*Exercise:*
In the passage on online dating security, reproduce verbatim everything from "The concept that" down to "true identity themselves.".

*Selected text:*
┌──

The US criminal department’s cause for concern comes off the back of recent findings concerning the amount of fraudulent dating site profiles currently populating the world’s cyberspace chat rooms, forums and dating sites – the figures are just, well, scary. Yet still dating sites the world over, who have full exposure to the extent that scammers, perverts and sexual deviants are posing as decent love seekers, are just not willing to provide 100% full identity and background checks for its existing membership and new sign-ups in case it prevents genuine people looking for love online from registering to use their facilities.

Dateprotection.com is a website that fronts an organisation calling for greater online dating security on a global scale, headed up by its founder, Kevin Connell. His comments are constantly drowned out by the industry’s big game players and he, like the FBI, is calling for change on a grand scale that only the public can effect, as government authorities are either unable or unwilling to intervene.

The concept that Kevin is trying to get dating sites to accept is that all members have a right to be assured that the person they’re chatting with is genuine or at least provide an onsite means of allowing one of its members to verify any potential partner’s true identity themselves.

└──

*Extracted material:*
┌──

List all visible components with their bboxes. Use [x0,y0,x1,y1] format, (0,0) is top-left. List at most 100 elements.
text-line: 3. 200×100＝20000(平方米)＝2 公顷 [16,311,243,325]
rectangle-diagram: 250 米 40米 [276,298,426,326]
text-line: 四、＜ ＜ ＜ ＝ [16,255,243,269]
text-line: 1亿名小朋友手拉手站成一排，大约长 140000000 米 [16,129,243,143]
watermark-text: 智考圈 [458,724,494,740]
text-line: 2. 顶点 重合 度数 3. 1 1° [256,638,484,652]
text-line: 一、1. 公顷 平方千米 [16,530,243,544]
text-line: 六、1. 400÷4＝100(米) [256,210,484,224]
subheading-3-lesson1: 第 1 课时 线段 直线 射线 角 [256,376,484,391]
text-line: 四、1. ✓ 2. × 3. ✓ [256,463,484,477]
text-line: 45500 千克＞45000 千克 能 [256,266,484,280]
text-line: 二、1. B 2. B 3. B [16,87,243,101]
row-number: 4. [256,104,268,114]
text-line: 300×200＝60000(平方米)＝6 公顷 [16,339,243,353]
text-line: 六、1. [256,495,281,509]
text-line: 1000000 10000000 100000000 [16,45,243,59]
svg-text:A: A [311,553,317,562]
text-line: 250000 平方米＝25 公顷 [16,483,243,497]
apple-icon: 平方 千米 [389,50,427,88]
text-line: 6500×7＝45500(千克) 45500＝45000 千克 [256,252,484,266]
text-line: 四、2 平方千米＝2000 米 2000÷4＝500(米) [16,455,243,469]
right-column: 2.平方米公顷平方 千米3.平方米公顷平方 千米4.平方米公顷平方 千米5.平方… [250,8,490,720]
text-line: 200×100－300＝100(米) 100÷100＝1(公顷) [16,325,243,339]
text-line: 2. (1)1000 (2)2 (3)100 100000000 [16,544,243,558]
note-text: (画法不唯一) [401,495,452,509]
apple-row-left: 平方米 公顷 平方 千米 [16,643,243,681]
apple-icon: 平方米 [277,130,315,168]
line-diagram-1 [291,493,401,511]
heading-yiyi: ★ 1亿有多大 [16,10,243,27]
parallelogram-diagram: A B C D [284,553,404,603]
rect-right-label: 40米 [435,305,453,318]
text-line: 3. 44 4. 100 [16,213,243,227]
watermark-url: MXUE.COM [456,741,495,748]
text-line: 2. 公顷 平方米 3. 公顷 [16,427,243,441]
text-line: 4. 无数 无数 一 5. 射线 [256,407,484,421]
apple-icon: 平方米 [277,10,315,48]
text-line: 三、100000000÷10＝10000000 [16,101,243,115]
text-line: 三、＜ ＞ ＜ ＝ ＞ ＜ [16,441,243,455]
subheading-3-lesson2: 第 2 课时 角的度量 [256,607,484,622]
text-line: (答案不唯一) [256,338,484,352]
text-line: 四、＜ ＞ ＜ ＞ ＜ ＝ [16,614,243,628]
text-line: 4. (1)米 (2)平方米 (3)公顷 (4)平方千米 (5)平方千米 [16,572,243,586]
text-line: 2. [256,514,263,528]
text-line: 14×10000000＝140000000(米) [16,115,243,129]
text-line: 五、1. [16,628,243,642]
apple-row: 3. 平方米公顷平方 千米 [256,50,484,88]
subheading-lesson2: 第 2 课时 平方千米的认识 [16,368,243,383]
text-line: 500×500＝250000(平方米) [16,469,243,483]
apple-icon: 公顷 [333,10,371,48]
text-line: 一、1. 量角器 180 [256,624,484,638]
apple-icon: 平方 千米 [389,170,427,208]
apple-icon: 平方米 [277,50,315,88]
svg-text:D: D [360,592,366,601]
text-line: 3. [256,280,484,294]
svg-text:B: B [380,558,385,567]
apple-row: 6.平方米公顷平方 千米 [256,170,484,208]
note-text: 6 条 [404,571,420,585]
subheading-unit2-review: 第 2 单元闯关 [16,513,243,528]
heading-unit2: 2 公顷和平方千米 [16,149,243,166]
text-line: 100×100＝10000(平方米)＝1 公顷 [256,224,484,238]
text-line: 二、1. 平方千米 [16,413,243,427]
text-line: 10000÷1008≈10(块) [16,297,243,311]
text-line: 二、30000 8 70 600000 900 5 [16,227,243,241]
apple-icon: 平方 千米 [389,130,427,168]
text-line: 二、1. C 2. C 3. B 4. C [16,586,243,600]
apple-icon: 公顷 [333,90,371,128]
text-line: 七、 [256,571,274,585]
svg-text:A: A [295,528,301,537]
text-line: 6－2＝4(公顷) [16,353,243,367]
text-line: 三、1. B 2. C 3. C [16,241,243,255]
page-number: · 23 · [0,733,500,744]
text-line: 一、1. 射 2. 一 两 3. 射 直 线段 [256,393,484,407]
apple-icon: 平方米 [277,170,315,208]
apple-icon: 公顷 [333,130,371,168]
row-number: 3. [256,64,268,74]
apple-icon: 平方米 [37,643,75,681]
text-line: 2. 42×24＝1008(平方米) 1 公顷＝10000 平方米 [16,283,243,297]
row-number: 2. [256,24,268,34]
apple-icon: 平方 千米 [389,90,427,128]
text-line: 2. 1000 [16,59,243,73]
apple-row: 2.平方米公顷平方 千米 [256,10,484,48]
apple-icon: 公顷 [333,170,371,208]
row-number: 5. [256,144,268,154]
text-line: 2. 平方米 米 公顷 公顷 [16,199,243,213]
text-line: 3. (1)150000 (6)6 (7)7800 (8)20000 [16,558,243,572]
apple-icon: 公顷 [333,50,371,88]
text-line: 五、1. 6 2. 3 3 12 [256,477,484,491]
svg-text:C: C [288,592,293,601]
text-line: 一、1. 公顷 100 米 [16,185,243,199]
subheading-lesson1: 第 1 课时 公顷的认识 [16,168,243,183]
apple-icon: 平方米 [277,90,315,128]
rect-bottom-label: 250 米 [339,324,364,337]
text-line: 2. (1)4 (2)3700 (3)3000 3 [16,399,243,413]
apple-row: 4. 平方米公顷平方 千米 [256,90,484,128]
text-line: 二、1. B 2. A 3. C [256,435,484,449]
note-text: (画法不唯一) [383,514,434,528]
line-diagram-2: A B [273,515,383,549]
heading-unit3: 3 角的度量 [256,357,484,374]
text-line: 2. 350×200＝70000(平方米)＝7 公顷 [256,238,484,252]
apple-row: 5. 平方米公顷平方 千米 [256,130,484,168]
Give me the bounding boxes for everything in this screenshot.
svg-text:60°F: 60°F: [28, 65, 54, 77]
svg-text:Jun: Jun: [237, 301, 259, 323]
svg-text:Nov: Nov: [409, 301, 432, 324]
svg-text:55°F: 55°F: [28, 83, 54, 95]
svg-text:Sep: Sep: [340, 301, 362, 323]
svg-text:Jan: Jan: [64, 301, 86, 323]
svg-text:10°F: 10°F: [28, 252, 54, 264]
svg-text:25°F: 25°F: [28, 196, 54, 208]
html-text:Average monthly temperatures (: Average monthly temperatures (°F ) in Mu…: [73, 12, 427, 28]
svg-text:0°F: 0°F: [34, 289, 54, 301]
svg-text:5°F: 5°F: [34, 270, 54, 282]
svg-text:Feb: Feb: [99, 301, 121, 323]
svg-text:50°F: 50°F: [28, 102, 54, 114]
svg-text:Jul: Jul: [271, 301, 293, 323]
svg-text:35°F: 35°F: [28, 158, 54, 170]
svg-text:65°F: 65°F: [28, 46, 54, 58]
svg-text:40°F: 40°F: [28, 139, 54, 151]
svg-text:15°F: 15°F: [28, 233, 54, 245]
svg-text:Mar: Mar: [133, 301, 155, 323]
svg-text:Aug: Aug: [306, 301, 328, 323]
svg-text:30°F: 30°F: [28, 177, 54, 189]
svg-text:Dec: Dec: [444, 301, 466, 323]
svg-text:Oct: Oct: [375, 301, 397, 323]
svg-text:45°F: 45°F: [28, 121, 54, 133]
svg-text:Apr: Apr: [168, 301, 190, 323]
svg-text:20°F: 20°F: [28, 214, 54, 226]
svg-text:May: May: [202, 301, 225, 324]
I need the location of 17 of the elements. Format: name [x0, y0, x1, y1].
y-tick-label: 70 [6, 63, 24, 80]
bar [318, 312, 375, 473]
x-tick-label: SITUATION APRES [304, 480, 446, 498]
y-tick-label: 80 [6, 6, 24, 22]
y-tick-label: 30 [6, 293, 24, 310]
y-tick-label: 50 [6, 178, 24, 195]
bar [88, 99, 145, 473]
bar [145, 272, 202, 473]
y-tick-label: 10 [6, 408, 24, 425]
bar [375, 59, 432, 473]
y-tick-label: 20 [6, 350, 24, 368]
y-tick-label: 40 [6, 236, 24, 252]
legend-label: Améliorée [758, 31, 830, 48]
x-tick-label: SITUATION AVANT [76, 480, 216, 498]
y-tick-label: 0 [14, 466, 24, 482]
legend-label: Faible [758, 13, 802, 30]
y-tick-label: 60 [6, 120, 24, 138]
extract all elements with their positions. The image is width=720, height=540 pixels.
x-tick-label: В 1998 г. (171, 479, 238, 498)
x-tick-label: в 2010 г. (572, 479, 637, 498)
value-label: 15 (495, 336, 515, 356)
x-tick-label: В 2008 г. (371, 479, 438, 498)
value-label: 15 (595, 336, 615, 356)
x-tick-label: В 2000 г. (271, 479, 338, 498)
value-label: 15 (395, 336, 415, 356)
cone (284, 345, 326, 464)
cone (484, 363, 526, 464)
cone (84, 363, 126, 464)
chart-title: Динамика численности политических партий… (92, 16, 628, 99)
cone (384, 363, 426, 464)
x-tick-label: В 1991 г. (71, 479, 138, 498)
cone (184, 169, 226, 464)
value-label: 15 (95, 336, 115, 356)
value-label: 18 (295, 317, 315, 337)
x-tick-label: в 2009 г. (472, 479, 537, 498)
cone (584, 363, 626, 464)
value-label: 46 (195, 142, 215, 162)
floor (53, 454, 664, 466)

└──

*Problem solution:*
The concept that Kevin is trying to get dating sites to accept is that all members have a right to be assured that the person they’re chatting with is genuine or at least provide an onsite means of allowing one of its members to verify any potential partner’s true identity themselves.